- _PROVIDED INFORMATION_:
-- Start --

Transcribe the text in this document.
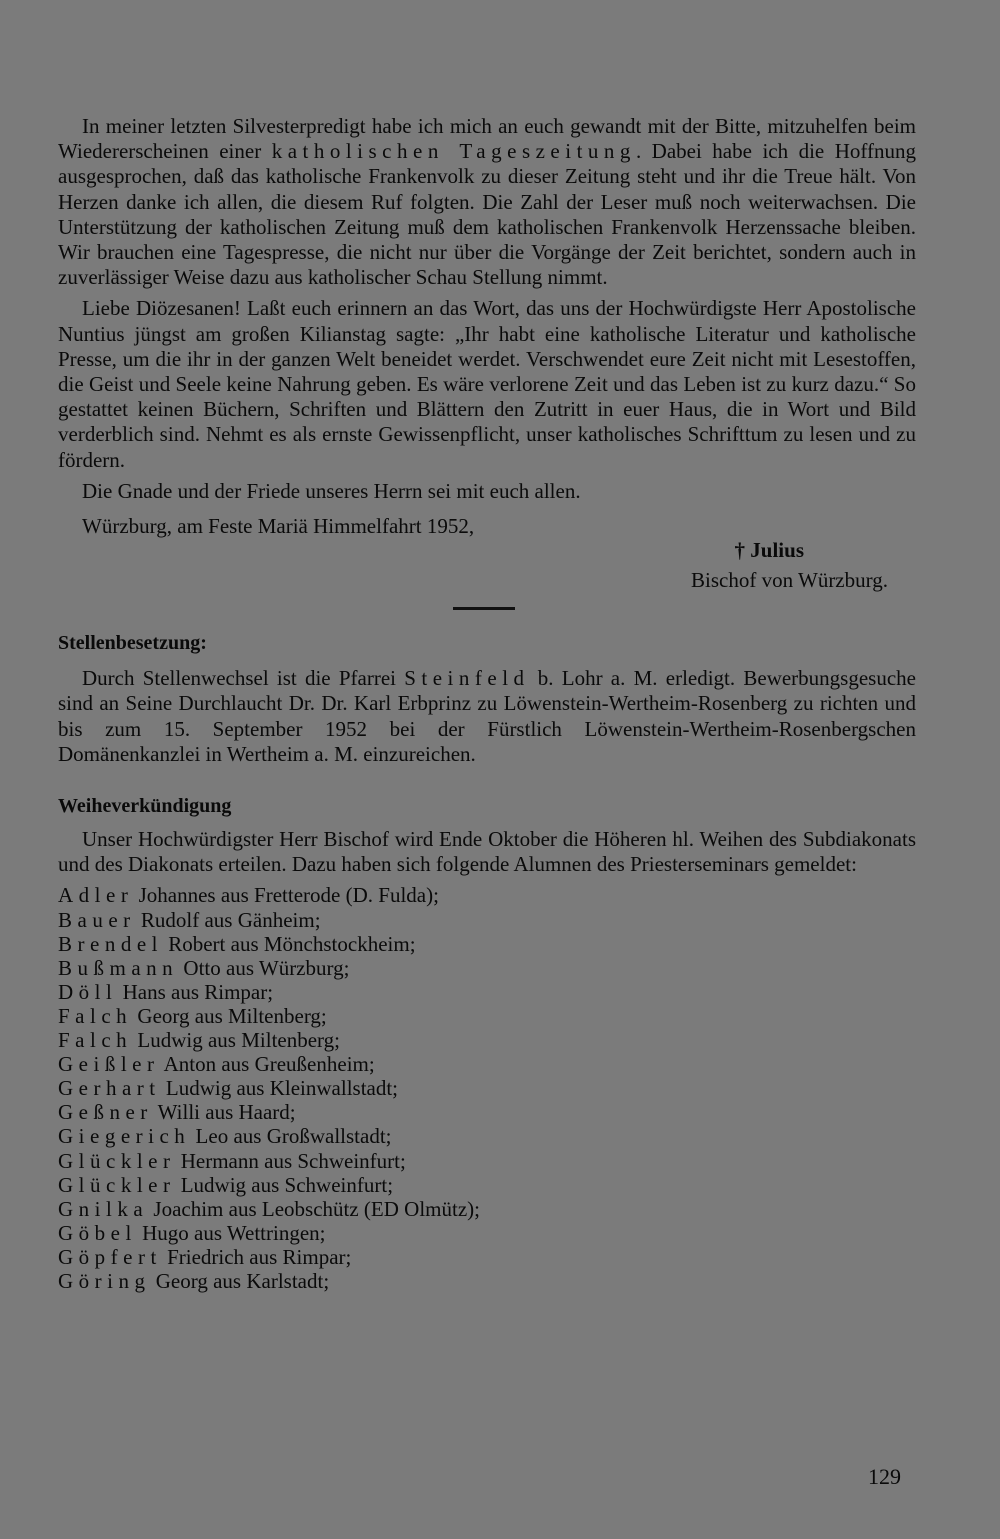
In meiner letzten Silvesterpredigt habe ich mich an euch gewandt mit der Bitte, mitzuhelfen beim Wiedererscheinen einer katholischen Tageszeitung. Dabei habe ich die Hoffnung ausgesprochen, daß das katholische Frankenvolk zu dieser Zeitung steht und ihr die Treue hält. Von Herzen danke ich allen, die diesem Ruf folgten. Die Zahl der Leser muß noch weiterwachsen. Die Unterstützung der katholischen Zeitung muß dem katholischen Frankenvolk Herzenssache bleiben. Wir brauchen eine Tagespresse, die nicht nur über die Vorgänge der Zeit berichtet, sondern auch in zuverlässiger Weise dazu aus katholischer Schau Stellung nimmt.

Liebe Diözesanen! Laßt euch erinnern an das Wort, das uns der Hochwürdigste Herr Apostolische Nuntius jüngst am großen Kilianstag sagte: „Ihr habt eine katholische Literatur und katholische Presse, um die ihr in der ganzen Welt beneidet werdet. Verschwendet eure Zeit nicht mit Lesestoffen, die Geist und Seele keine Nahrung geben. Es wäre verlorene Zeit und das Leben ist zu kurz dazu.“ So gestattet keinen Büchern, Schriften und Blättern den Zutritt in euer Haus, die in Wort und Bild verderblich sind. Nehmt es als ernste Gewissenpflicht, unser katholisches Schrifttum zu lesen und zu fördern.

Die Gnade und der Friede unseres Herrn sei mit euch allen.

Würzburg, am Feste Mariä Himmelfahrt 1952,

† Julius
Bischof von Würzburg.
Stellenbesetzung:

Durch Stellenwechsel ist die Pfarrei Steinfeld b. Lohr a. M. erledigt. Bewerbungsgesuche sind an Seine Durchlaucht Dr. Dr. Karl Erbprinz zu Löwenstein-Wertheim-Rosenberg zu richten und bis zum 15. September 1952 bei der Fürstlich Löwenstein-Wertheim-Rosenbergschen Domänenkanzlei in Wertheim a. M. einzureichen.

Weiheverkündigung

Unser Hochwürdigster Herr Bischof wird Ende Oktober die Höheren hl. Weihen des Subdiakonats und des Diakonats erteilen. Dazu haben sich folgende Alumnen des Priesterseminars gemeldet:

Adler Johannes aus Fretterode (D. Fulda);
Bauer Rudolf aus Gänheim;
Brendel Robert aus Mönchstockheim;
Bußmann Otto aus Würzburg;
Döll Hans aus Rimpar;
Falch Georg aus Miltenberg;
Falch Ludwig aus Miltenberg;
Geißler Anton aus Greußenheim;
Gerhart Ludwig aus Kleinwallstadt;
Geßner Willi aus Haard;
Giegerich Leo aus Großwallstadt;
Glückler Hermann aus Schweinfurt;
Glückler Ludwig aus Schweinfurt;
Gnilka Joachim aus Leobschütz (ED Olmütz);
Göbel Hugo aus Wettringen;
Göpfert Friedrich aus Rimpar;
Göring Georg aus Karlstadt;
129
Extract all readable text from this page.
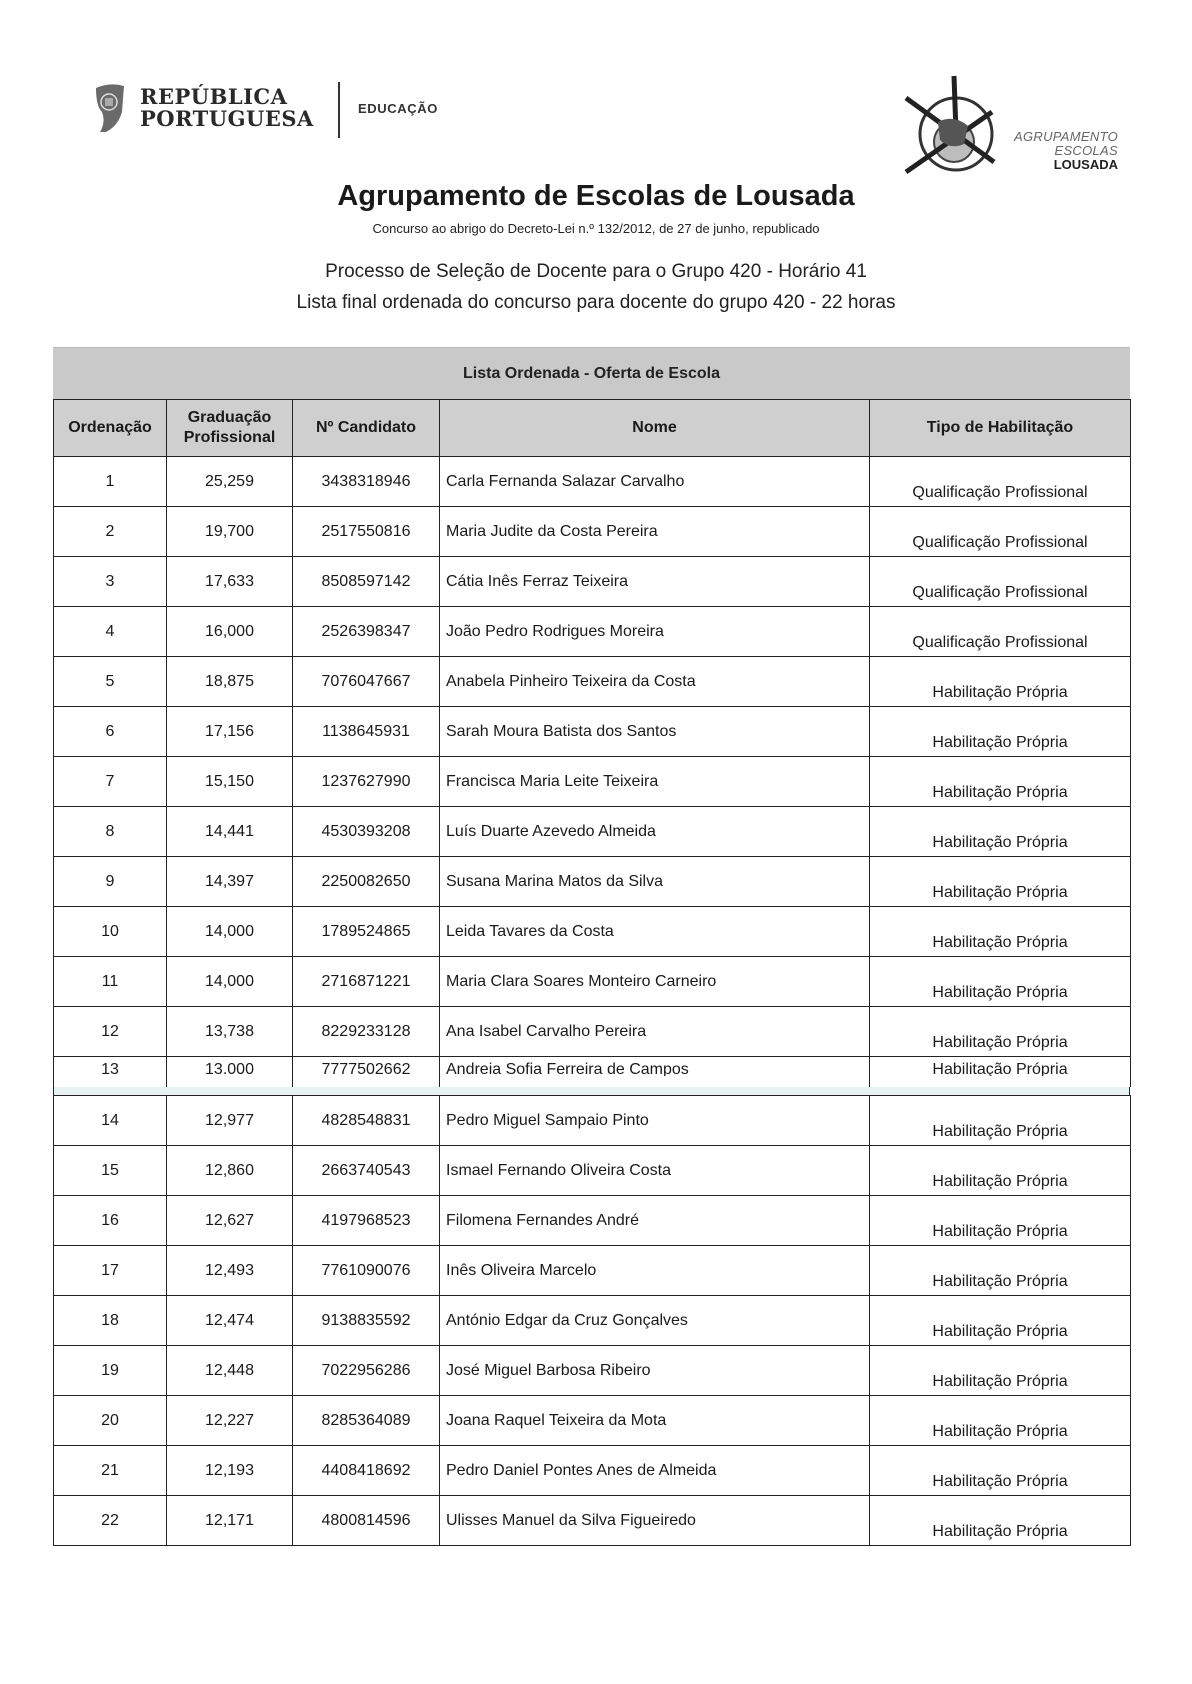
REPÚBLICA
PORTUGUESA	EDUCAÇÃO
AGRUPAMENTO
ESCOLAS
LOUSADA
Agrupamento de Escolas de Lousada
Concurso ao abrigo do Decreto-Lei n.º 132/2012, de 27 de junho, republicado
Processo de Seleção de Docente para o Grupo 420 - Horário 41
Lista final ordenada do concurso para docente do grupo 420 - 22 horas
Lista Ordenada - Oferta de Escola
Ordenação	Graduação Profissional	Nº Candidato	Nome	Tipo de Habilitação
1	25,259	3438318946	Carla Fernanda Salazar Carvalho	Qualificação Profissional
2	19,700	2517550816	Maria Judite da Costa Pereira	Qualificação Profissional
3	17,633	8508597142	Cátia Inês Ferraz Teixeira	Qualificação Profissional
4	16,000	2526398347	João Pedro Rodrigues Moreira	Qualificação Profissional
5	18,875	7076047667	Anabela Pinheiro Teixeira da Costa	Habilitação Própria
6	17,156	1138645931	Sarah Moura Batista dos Santos	Habilitação Própria
7	15,150	1237627990	Francisca Maria Leite Teixeira	Habilitação Própria
8	14,441	4530393208	Luís Duarte Azevedo Almeida	Habilitação Própria
9	14,397	2250082650	Susana Marina Matos da Silva	Habilitação Própria
10	14,000	1789524865	Leida Tavares da Costa	Habilitação Própria
11	14,000	2716871221	Maria Clara Soares Monteiro Carneiro	Habilitação Própria
12	13,738	8229233128	Ana Isabel Carvalho Pereira	Habilitação Própria
13	13.000	7777502662	Andreia Sofia Ferreira de Campos	Habilitação Própria
14	12,977	4828548831	Pedro Miguel Sampaio Pinto	Habilitação Própria
15	12,860	2663740543	Ismael Fernando Oliveira Costa	Habilitação Própria
16	12,627	4197968523	Filomena Fernandes André	Habilitação Própria
17	12,493	7761090076	Inês Oliveira Marcelo	Habilitação Própria
18	12,474	9138835592	António Edgar da Cruz Gonçalves	Habilitação Própria
19	12,448	7022956286	José Miguel Barbosa Ribeiro	Habilitação Própria
20	12,227	8285364089	Joana Raquel Teixeira da Mota	Habilitação Própria
21	12,193	4408418692	Pedro Daniel Pontes Anes de Almeida	Habilitação Própria
22	12,171	4800814596	Ulisses Manuel da Silva Figueiredo	Habilitação Própria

-- End --

- _PROBLEM DESCRIPTION_: Print the records word for word and exclude any picture they hold.

- _TASK RESULT_:
Transcribe the text in this document.
In meiner letzten Silvesterpredigt habe ich mich an euch gewandt mit der Bitte, mitzuhelfen beim Wiedererscheinen einer katholischen Tageszeitung. Dabei habe ich die Hoffnung ausgesprochen, daß das katholische Frankenvolk zu dieser Zeitung steht und ihr die Treue hält. Von Herzen danke ich allen, die diesem Ruf folgten. Die Zahl der Leser muß noch weiterwachsen. Die Unterstützung der katholischen Zeitung muß dem katholischen Frankenvolk Herzenssache bleiben. Wir brauchen eine Tagespresse, die nicht nur über die Vorgänge der Zeit berichtet, sondern auch in zuverlässiger Weise dazu aus katholischer Schau Stellung nimmt.

Liebe Diözesanen! Laßt euch erinnern an das Wort, das uns der Hochwürdigste Herr Apostolische Nuntius jüngst am großen Kilianstag sagte: „Ihr habt eine katholische Literatur und katholische Presse, um die ihr in der ganzen Welt beneidet werdet. Verschwendet eure Zeit nicht mit Lesestoffen, die Geist und Seele keine Nahrung geben. Es wäre verlorene Zeit und das Leben ist zu kurz dazu.“ So gestattet keinen Büchern, Schriften und Blättern den Zutritt in euer Haus, die in Wort und Bild verderblich sind. Nehmt es als ernste Gewissenpflicht, unser katholisches Schrifttum zu lesen und zu fördern.

Die Gnade und der Friede unseres Herrn sei mit euch allen.

Würzburg, am Feste Mariä Himmelfahrt 1952,

† Julius
Bischof von Würzburg.
Stellenbesetzung:

Durch Stellenwechsel ist die Pfarrei Steinfeld b. Lohr a. M. erledigt. Bewerbungsgesuche sind an Seine Durchlaucht Dr. Dr. Karl Erbprinz zu Löwenstein-Wertheim-Rosenberg zu richten und bis zum 15. September 1952 bei der Fürstlich Löwenstein-Wertheim-Rosenbergschen Domänenkanzlei in Wertheim a. M. einzureichen.

Weiheverkündigung

Unser Hochwürdigster Herr Bischof wird Ende Oktober die Höheren hl. Weihen des Subdiakonats und des Diakonats erteilen. Dazu haben sich folgende Alumnen des Priesterseminars gemeldet:

Adler Johannes aus Fretterode (D. Fulda);
Bauer Rudolf aus Gänheim;
Brendel Robert aus Mönchstockheim;
Bußmann Otto aus Würzburg;
Döll Hans aus Rimpar;
Falch Georg aus Miltenberg;
Falch Ludwig aus Miltenberg;
Geißler Anton aus Greußenheim;
Gerhart Ludwig aus Kleinwallstadt;
Geßner Willi aus Haard;
Giegerich Leo aus Großwallstadt;
Glückler Hermann aus Schweinfurt;
Glückler Ludwig aus Schweinfurt;
Gnilka Joachim aus Leobschütz (ED Olmütz);
Göbel Hugo aus Wettringen;
Göpfert Friedrich aus Rimpar;
Göring Georg aus Karlstadt;
129
Extract all readable text from this page.
REPÚBLICA
PORTUGUESA	EDUCAÇÃO
AGRUPAMENTO
ESCOLAS
LOUSADA
Agrupamento de Escolas de Lousada
Concurso ao abrigo do Decreto-Lei n.º 132/2012, de 27 de junho, republicado
Processo de Seleção de Docente para o Grupo 420 - Horário 41
Lista final ordenada do concurso para docente do grupo 420 - 22 horas
Lista Ordenada - Oferta de Escola
Ordenação	Graduação Profissional	Nº Candidato	Nome	Tipo de Habilitação
1	25,259	3438318946	Carla Fernanda Salazar Carvalho	Qualificação Profissional
2	19,700	2517550816	Maria Judite da Costa Pereira	Qualificação Profissional
3	17,633	8508597142	Cátia Inês Ferraz Teixeira	Qualificação Profissional
4	16,000	2526398347	João Pedro Rodrigues Moreira	Qualificação Profissional
5	18,875	7076047667	Anabela Pinheiro Teixeira da Costa	Habilitação Própria
6	17,156	1138645931	Sarah Moura Batista dos Santos	Habilitação Própria
7	15,150	1237627990	Francisca Maria Leite Teixeira	Habilitação Própria
8	14,441	4530393208	Luís Duarte Azevedo Almeida	Habilitação Própria
9	14,397	2250082650	Susana Marina Matos da Silva	Habilitação Própria
10	14,000	1789524865	Leida Tavares da Costa	Habilitação Própria
11	14,000	2716871221	Maria Clara Soares Monteiro Carneiro	Habilitação Própria
12	13,738	8229233128	Ana Isabel Carvalho Pereira	Habilitação Própria
13	13.000	7777502662	Andreia Sofia Ferreira de Campos	Habilitação Própria
14	12,977	4828548831	Pedro Miguel Sampaio Pinto	Habilitação Própria
15	12,860	2663740543	Ismael Fernando Oliveira Costa	Habilitação Própria
16	12,627	4197968523	Filomena Fernandes André	Habilitação Própria
17	12,493	7761090076	Inês Oliveira Marcelo	Habilitação Própria
18	12,474	9138835592	António Edgar da Cruz Gonçalves	Habilitação Própria
19	12,448	7022956286	José Miguel Barbosa Ribeiro	Habilitação Própria
20	12,227	8285364089	Joana Raquel Teixeira da Mota	Habilitação Própria
21	12,193	4408418692	Pedro Daniel Pontes Anes de Almeida	Habilitação Própria
22	12,171	4800814596	Ulisses Manuel da Silva Figueiredo	Habilitação Própria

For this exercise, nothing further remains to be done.